- Instructions to follow:
Continue the passage on China's export of surveillance technology, picking up after its final sentence.

From SURVEILLANCE STATE: Inside China’s Quest to Launch a New Era of Social Control by Josh Chin and Liza Lin. Copyright © 2022 by the author and reprinted by permission of St. Martin’s Publishing Group.
- China, for all of its associations with authoritarianism, has done more than any other country to democratise state surveillance around the globe.
- By seeding other countries with Chinese technology in three areas – communications infrastructure, cross-border e-commerce, and smart (or safe) cities – the Communist Party hopes to rewire cyberspace according to its own vision.
- However, the “China model” is not something Beijing necessarily expects other countries to replicate. In helping its companies to sell surveillance systems abroad, China’s government is equipping countries with the tools and knowledge to develop their own alternatives, whatever those might be.

(Element boundary records)
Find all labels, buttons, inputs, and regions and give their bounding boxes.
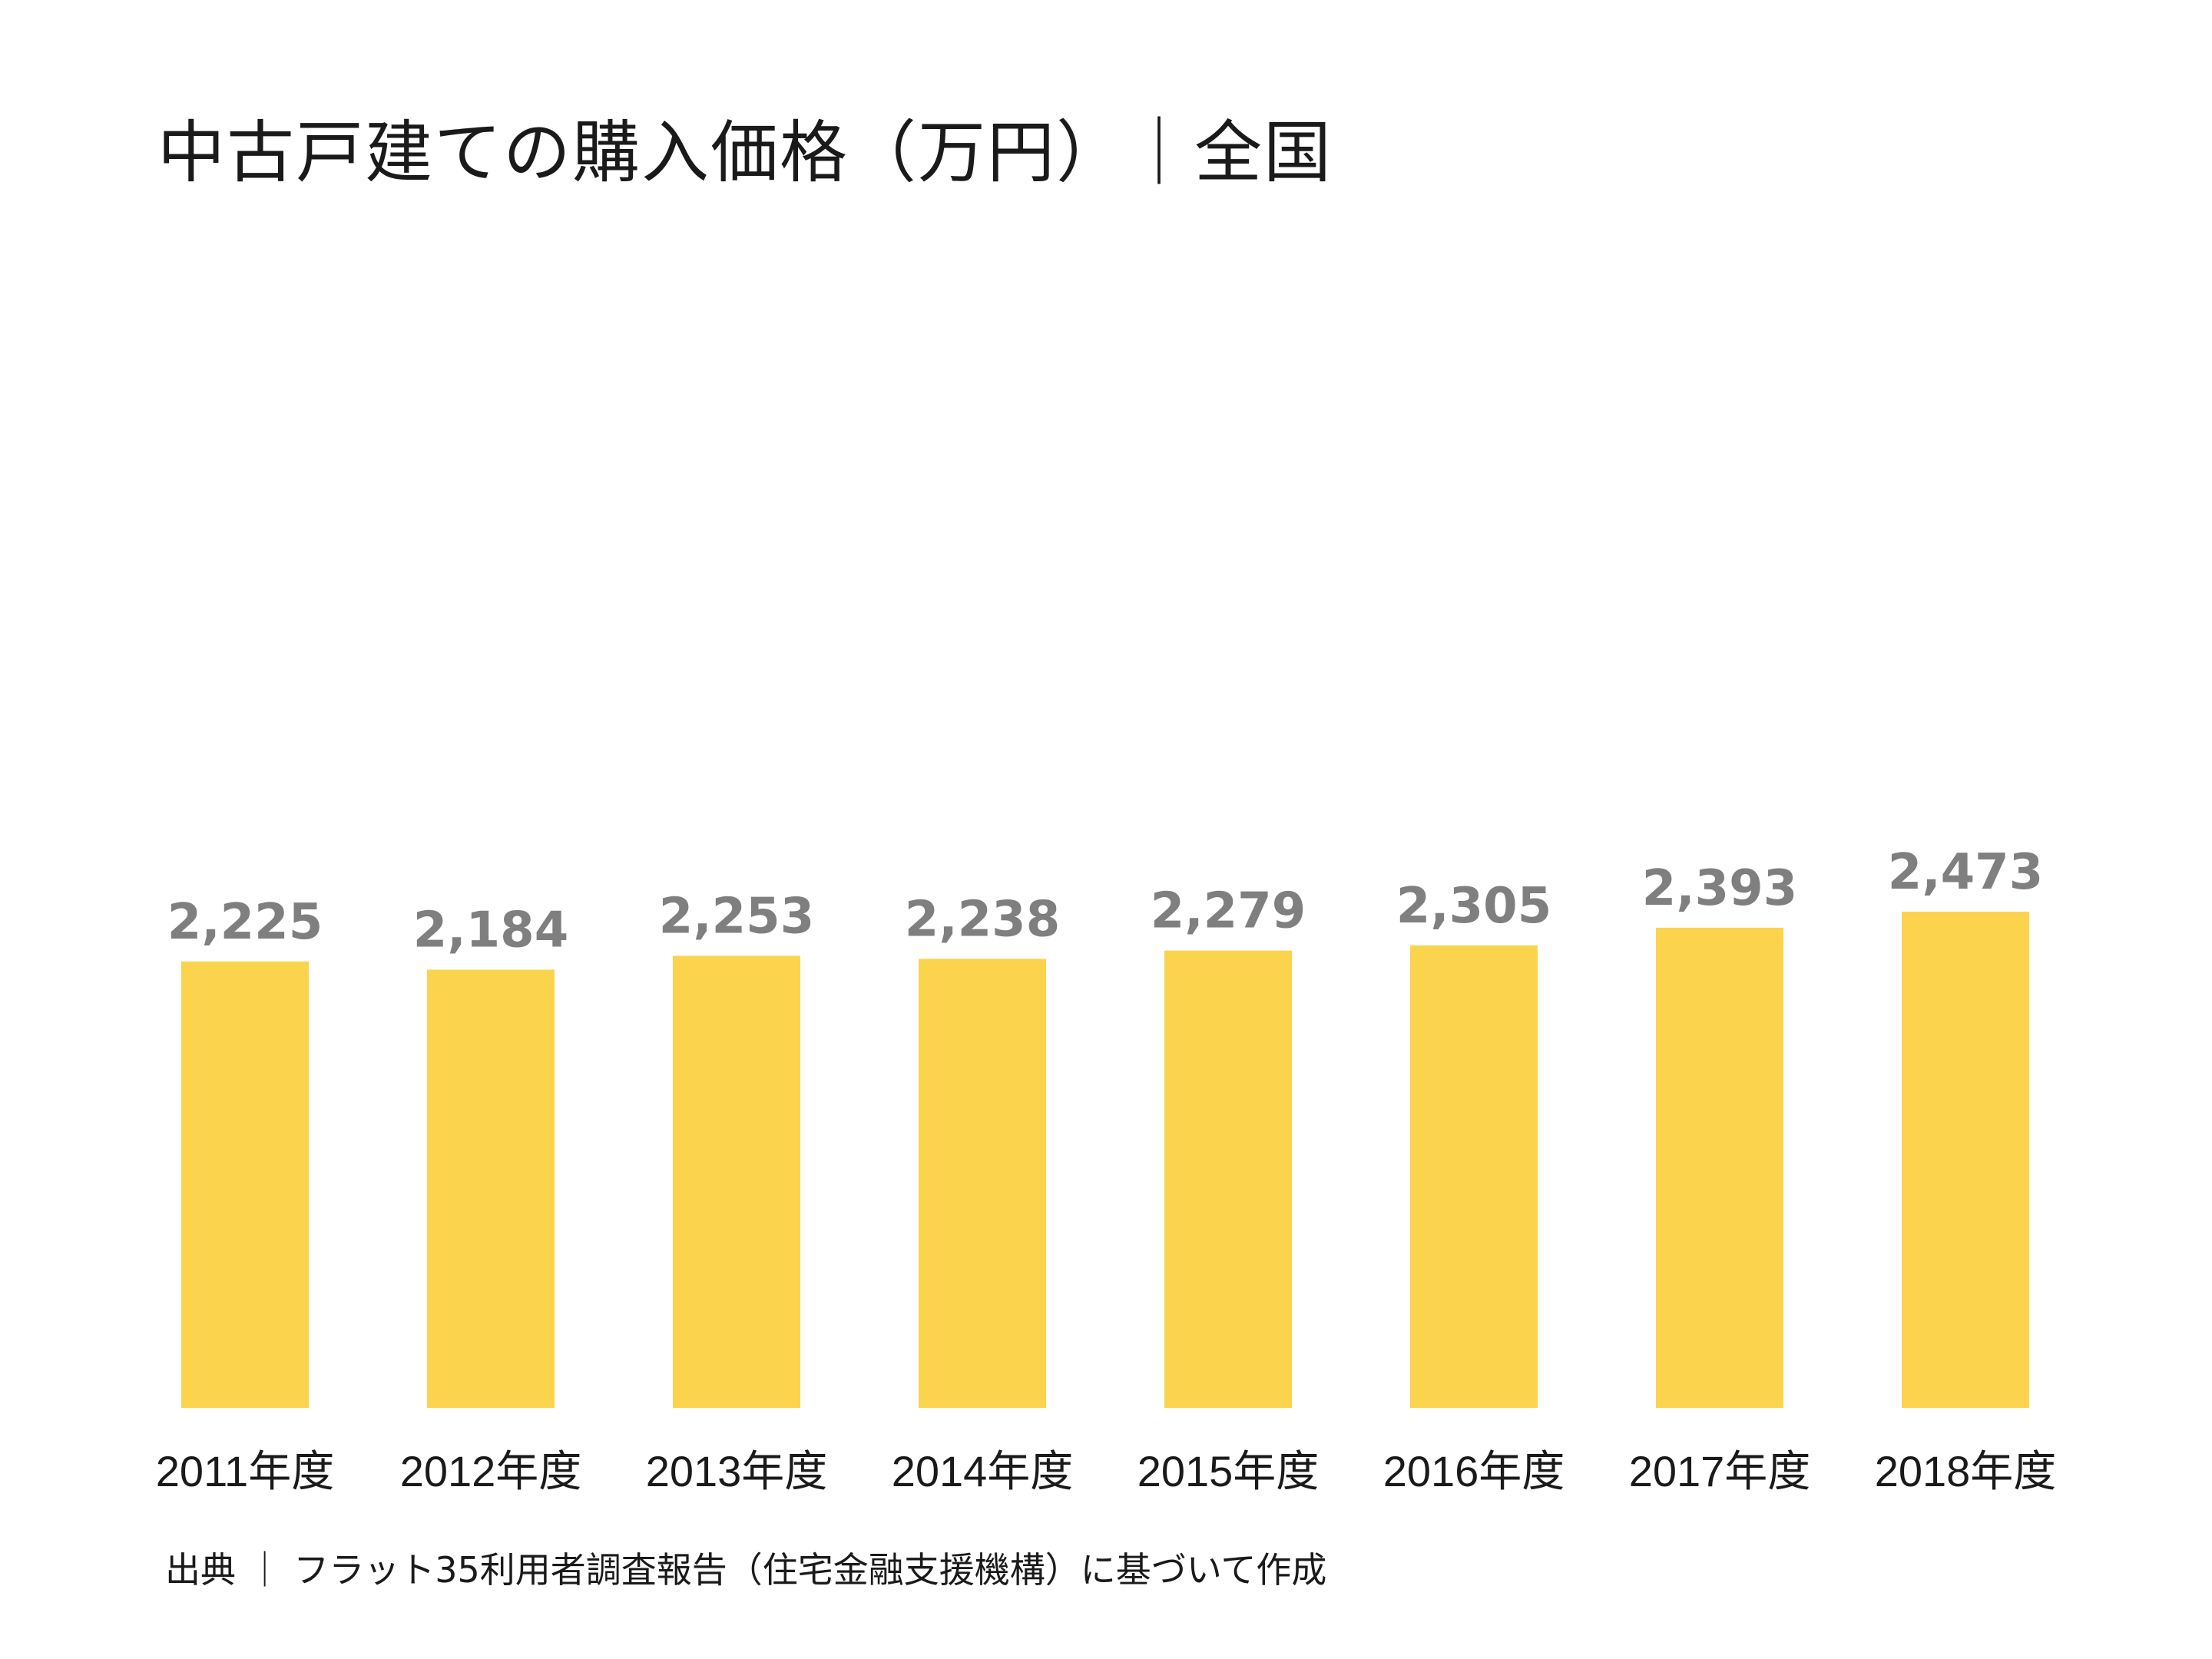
value-label-2012年度: 2,184: [413, 902, 568, 959]
value-label-2016年度: 2,305: [1396, 878, 1551, 935]
x-tick-label-2018年度: 2018年度: [1875, 1447, 2057, 1495]
value-label-2013年度: 2,253: [659, 888, 814, 945]
bar-2013年度: [673, 955, 800, 1408]
value-labels-layer: 2,225 2,184 2,253 2,238 2,279 2,305 2,393 2,473: [167, 844, 2043, 959]
x-tick-label-2015年度: 2015年度: [1137, 1447, 1320, 1495]
x-tick-label-2014年度: 2014年度: [892, 1447, 1074, 1495]
bars-layer: [181, 912, 2029, 1408]
bar-2014年度: [919, 959, 1046, 1408]
x-tick-label-2017年度: 2017年度: [1629, 1447, 1811, 1495]
bar-2016年度: [1410, 945, 1538, 1408]
chart-title: 中古戸建ての購入価格（万円）｜全国: [157, 113, 1333, 192]
x-tick-label-2016年度: 2016年度: [1383, 1447, 1565, 1495]
bar-2015年度: [1164, 950, 1292, 1408]
bar-2011年度: [181, 961, 309, 1408]
value-label-2011年度: 2,225: [167, 894, 323, 951]
value-label-2015年度: 2,279: [1151, 883, 1306, 940]
value-label-2017年度: 2,393: [1642, 860, 1797, 917]
bar-2012年度: [427, 969, 555, 1408]
x-tick-label-2011年度: 2011年度: [156, 1447, 334, 1495]
bar-2017年度: [1656, 927, 1783, 1408]
chart-source: 出典 ｜ フラット35利用者調査報告（住宅金融支援機構）に基づいて作成: [165, 1549, 1327, 1591]
x-tick-label-2012年度: 2012年度: [400, 1447, 582, 1495]
value-label-2018年度: 2,473: [1888, 844, 2043, 901]
x-tick-label-2013年度: 2013年度: [646, 1447, 828, 1495]
value-label-2014年度: 2,238: [905, 891, 1060, 948]
tick-labels-layer: 2011年度 2012年度 2013年度 2014年度 2015年度 2016年度 2017…: [156, 1447, 2057, 1495]
bar-2018年度: [1902, 912, 2029, 1408]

- The result:
On a cool, overcast September day in 2015, a crowd of roughly 500 people filed into the headquarters of the Kampala Capital City Authority in central Kampala to witness an unveiling. The group included senior officials from the Ugandan government, Chinese business executives, and several Chinese diplomats. Among them was Beijing’s ambassador to Uganda, Zhao Yali, who was dressed sharply for the occasion in a dark blue suit with a bright yellow tie and a red Chinese flag pinned to the lapel. As photographers gathered around, Zhao positioned himself next to a Ugandan man in his early seventies, also gussied up in an oversized grey pinstriped suit and a wide-brimmed hat with the chin strap hanging down.
The headwear gave the man away as Yoweri Museveni, Uganda’s president since the days of Ronald Reagan. The aging strongman had been invited to the gathering by the Ugandan subsidiary of Huawei Technologies Co. Ltd., the world’s largest maker of telecommunications equipment. Huawei had operated in Uganda for almost a decade and a half, expanding and upgrading the sub-Saharan country’s phone and internet networks. Now it wanted to make a donation to Museveni’s government—a gesture of thanks for past contracts and an advertisement for a new product the company hoped would lead to business.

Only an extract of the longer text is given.